What is expected -> Would you copy only the lines below, from the one containing "Give me a plain-text" through the very last one, leaving the pictures out?

Source records ->

────────

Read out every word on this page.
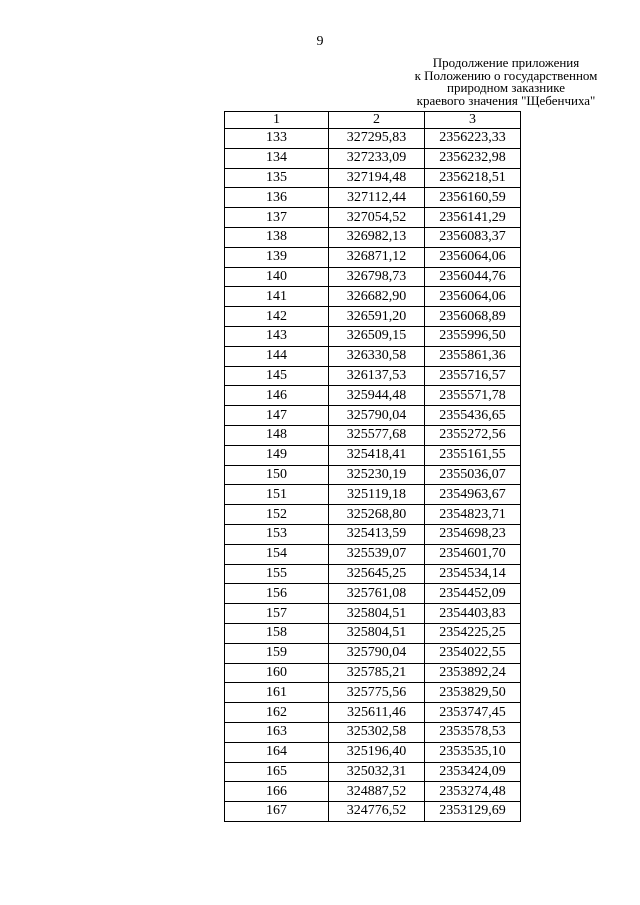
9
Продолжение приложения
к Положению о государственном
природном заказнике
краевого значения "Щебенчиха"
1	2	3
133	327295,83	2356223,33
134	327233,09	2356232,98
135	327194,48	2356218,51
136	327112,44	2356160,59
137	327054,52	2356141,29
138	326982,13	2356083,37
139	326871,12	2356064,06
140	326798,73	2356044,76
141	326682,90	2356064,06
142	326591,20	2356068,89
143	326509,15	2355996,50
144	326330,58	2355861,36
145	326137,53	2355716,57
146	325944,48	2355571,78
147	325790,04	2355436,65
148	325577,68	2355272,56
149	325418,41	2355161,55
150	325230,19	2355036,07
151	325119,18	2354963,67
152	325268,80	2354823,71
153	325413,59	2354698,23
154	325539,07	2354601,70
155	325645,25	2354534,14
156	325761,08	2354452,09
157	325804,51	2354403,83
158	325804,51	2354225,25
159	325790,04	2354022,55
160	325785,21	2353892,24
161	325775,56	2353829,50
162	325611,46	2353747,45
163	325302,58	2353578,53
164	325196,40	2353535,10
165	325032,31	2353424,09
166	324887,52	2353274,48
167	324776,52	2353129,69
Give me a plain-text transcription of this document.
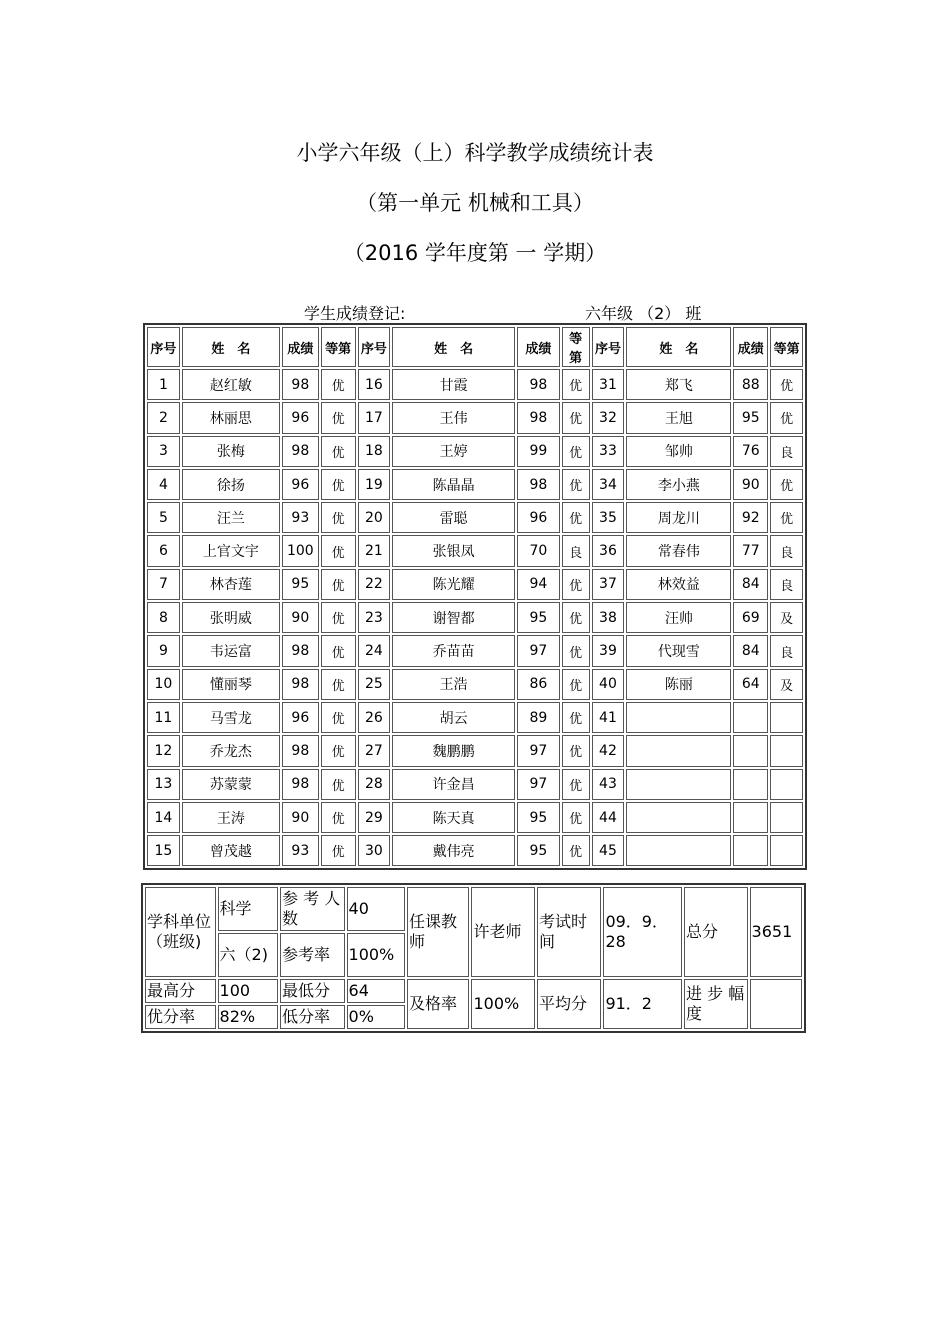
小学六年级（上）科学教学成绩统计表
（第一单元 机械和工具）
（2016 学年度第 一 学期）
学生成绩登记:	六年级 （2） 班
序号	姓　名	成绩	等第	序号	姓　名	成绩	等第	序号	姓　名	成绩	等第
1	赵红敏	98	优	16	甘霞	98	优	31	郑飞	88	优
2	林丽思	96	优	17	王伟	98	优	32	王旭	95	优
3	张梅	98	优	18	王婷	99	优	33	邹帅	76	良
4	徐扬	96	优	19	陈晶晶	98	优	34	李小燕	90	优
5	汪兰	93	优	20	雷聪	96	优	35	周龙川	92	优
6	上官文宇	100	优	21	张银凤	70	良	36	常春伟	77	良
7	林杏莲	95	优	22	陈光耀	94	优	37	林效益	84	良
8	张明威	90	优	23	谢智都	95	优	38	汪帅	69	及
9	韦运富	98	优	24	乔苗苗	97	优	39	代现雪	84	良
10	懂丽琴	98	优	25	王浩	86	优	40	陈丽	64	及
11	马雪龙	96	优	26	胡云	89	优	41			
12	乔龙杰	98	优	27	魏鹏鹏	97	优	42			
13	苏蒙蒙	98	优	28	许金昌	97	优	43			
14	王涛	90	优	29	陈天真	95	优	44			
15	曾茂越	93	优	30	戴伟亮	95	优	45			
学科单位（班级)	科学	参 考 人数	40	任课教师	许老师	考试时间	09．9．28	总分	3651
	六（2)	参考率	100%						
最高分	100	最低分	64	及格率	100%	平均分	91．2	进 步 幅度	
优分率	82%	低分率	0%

────────

Final result ->
Give me a plain-text transcription of this document.
小学六年级（上）科学教学成绩统计表
（第一单元 机械和工具）
（2016 学年度第 一 学期）
学生成绩登记:	六年级 （2） 班
序号	姓　名	成绩	等第	序号	姓　名	成绩	等第	序号	姓　名	成绩	等第
1	赵红敏	98	优	16	甘霞	98	优	31	郑飞	88	优
2	林丽思	96	优	17	王伟	98	优	32	王旭	95	优
3	张梅	98	优	18	王婷	99	优	33	邹帅	76	良
4	徐扬	96	优	19	陈晶晶	98	优	34	李小燕	90	优
5	汪兰	93	优	20	雷聪	96	优	35	周龙川	92	优
6	上官文宇	100	优	21	张银凤	70	良	36	常春伟	77	良
7	林杏莲	95	优	22	陈光耀	94	优	37	林效益	84	良
8	张明威	90	优	23	谢智都	95	优	38	汪帅	69	及
9	韦运富	98	优	24	乔苗苗	97	优	39	代现雪	84	良
10	懂丽琴	98	优	25	王浩	86	优	40	陈丽	64	及
11	马雪龙	96	优	26	胡云	89	优	41			
12	乔龙杰	98	优	27	魏鹏鹏	97	优	42			
13	苏蒙蒙	98	优	28	许金昌	97	优	43			
14	王涛	90	优	29	陈天真	95	优	44			
15	曾茂越	93	优	30	戴伟亮	95	优	45			
学科单位（班级)	科学	参 考 人数	40	任课教师	许老师	考试时间	09．9．28	总分	3651
	六（2)	参考率	100%						
最高分	100	最低分	64	及格率	100%	平均分	91．2	进 步 幅度	
优分率	82%	低分率	0%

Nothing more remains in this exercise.